* begin *

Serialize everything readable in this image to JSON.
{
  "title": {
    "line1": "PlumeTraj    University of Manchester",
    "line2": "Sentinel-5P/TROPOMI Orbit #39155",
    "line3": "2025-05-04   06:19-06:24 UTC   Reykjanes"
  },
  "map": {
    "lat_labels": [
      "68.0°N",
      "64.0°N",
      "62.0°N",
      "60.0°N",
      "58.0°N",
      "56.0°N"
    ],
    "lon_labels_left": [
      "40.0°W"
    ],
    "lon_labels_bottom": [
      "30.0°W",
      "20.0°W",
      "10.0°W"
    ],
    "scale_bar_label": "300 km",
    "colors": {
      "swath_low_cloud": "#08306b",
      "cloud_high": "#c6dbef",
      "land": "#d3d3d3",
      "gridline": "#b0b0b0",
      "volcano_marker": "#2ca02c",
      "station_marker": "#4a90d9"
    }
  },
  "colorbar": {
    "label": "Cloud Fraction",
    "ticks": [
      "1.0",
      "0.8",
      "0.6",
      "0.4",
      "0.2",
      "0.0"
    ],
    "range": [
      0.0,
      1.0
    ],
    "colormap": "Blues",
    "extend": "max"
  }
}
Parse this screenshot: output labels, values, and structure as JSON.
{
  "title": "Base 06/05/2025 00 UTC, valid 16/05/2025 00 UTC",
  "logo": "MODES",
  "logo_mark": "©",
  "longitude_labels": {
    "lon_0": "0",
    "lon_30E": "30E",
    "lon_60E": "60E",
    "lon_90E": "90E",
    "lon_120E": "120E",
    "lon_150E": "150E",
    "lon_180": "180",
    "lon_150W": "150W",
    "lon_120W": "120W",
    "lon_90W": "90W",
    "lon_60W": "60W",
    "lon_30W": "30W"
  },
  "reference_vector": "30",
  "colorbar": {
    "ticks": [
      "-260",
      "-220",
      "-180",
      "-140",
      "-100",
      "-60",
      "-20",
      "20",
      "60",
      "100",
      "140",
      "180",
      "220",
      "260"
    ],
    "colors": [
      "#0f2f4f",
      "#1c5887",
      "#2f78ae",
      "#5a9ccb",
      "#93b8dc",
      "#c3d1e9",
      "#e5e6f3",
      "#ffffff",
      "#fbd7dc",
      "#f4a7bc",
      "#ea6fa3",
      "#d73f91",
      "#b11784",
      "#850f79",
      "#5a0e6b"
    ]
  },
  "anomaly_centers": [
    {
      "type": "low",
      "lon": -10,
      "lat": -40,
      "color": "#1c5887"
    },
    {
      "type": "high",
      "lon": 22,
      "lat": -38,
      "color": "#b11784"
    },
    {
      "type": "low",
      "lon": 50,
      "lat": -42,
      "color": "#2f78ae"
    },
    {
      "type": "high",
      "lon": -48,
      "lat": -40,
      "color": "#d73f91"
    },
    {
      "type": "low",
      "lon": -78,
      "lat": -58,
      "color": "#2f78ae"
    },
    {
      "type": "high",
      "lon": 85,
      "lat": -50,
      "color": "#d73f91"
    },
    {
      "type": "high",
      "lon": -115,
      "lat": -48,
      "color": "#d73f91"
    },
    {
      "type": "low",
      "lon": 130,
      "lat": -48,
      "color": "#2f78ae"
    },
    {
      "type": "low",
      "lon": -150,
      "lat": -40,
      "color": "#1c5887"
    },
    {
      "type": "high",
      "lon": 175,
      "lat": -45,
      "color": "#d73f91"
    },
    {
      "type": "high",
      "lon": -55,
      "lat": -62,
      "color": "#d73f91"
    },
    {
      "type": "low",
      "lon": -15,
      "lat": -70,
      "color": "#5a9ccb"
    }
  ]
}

* end *

=== TASK REQUIREMENTS ===
Output an exact copy of each record.

=== WRITTEN RESPONSE ===
Serialize everything readable in this image to JSON.
{
  "title": {
    "line1": "PlumeTraj    University of Manchester",
    "line2": "Sentinel-5P/TROPOMI Orbit #39155",
    "line3": "2025-05-04   06:19-06:24 UTC   Reykjanes"
  },
  "map": {
    "lat_labels": [
      "68.0°N",
      "64.0°N",
      "62.0°N",
      "60.0°N",
      "58.0°N",
      "56.0°N"
    ],
    "lon_labels_left": [
      "40.0°W"
    ],
    "lon_labels_bottom": [
      "30.0°W",
      "20.0°W",
      "10.0°W"
    ],
    "scale_bar_label": "300 km",
    "colors": {
      "swath_low_cloud": "#08306b",
      "cloud_high": "#c6dbef",
      "land": "#d3d3d3",
      "gridline": "#b0b0b0",
      "volcano_marker": "#2ca02c",
      "station_marker": "#4a90d9"
    }
  },
  "colorbar": {
    "label": "Cloud Fraction",
    "ticks": [
      "1.0",
      "0.8",
      "0.6",
      "0.4",
      "0.2",
      "0.0"
    ],
    "range": [
      0.0,
      1.0
    ],
    "colormap": "Blues",
    "extend": "max"
  }
}
Parse this screenshot: output labels, values, and structure as JSON.
{
  "title": "Base 06/05/2025 00 UTC, valid 16/05/2025 00 UTC",
  "logo": "MODES",
  "logo_mark": "©",
  "longitude_labels": {
    "lon_0": "0",
    "lon_30E": "30E",
    "lon_60E": "60E",
    "lon_90E": "90E",
    "lon_120E": "120E",
    "lon_150E": "150E",
    "lon_180": "180",
    "lon_150W": "150W",
    "lon_120W": "120W",
    "lon_90W": "90W",
    "lon_60W": "60W",
    "lon_30W": "30W"
  },
  "reference_vector": "30",
  "colorbar": {
    "ticks": [
      "-260",
      "-220",
      "-180",
      "-140",
      "-100",
      "-60",
      "-20",
      "20",
      "60",
      "100",
      "140",
      "180",
      "220",
      "260"
    ],
    "colors": [
      "#0f2f4f",
      "#1c5887",
      "#2f78ae",
      "#5a9ccb",
      "#93b8dc",
      "#c3d1e9",
      "#e5e6f3",
      "#ffffff",
      "#fbd7dc",
      "#f4a7bc",
      "#ea6fa3",
      "#d73f91",
      "#b11784",
      "#850f79",
      "#5a0e6b"
    ]
  },
  "anomaly_centers": [
    {
      "type": "low",
      "lon": -10,
      "lat": -40,
      "color": "#1c5887"
    },
    {
      "type": "high",
      "lon": 22,
      "lat": -38,
      "color": "#b11784"
    },
    {
      "type": "low",
      "lon": 50,
      "lat": -42,
      "color": "#2f78ae"
    },
    {
      "type": "high",
      "lon": -48,
      "lat": -40,
      "color": "#d73f91"
    },
    {
      "type": "low",
      "lon": -78,
      "lat": -58,
      "color": "#2f78ae"
    },
    {
      "type": "high",
      "lon": 85,
      "lat": -50,
      "color": "#d73f91"
    },
    {
      "type": "high",
      "lon": -115,
      "lat": -48,
      "color": "#d73f91"
    },
    {
      "type": "low",
      "lon": 130,
      "lat": -48,
      "color": "#2f78ae"
    },
    {
      "type": "low",
      "lon": -150,
      "lat": -40,
      "color": "#1c5887"
    },
    {
      "type": "high",
      "lon": 175,
      "lat": -45,
      "color": "#d73f91"
    },
    {
      "type": "high",
      "lon": -55,
      "lat": -62,
      "color": "#d73f91"
    },
    {
      "type": "low",
      "lon": -15,
      "lat": -70,
      "color": "#5a9ccb"
    }
  ]
}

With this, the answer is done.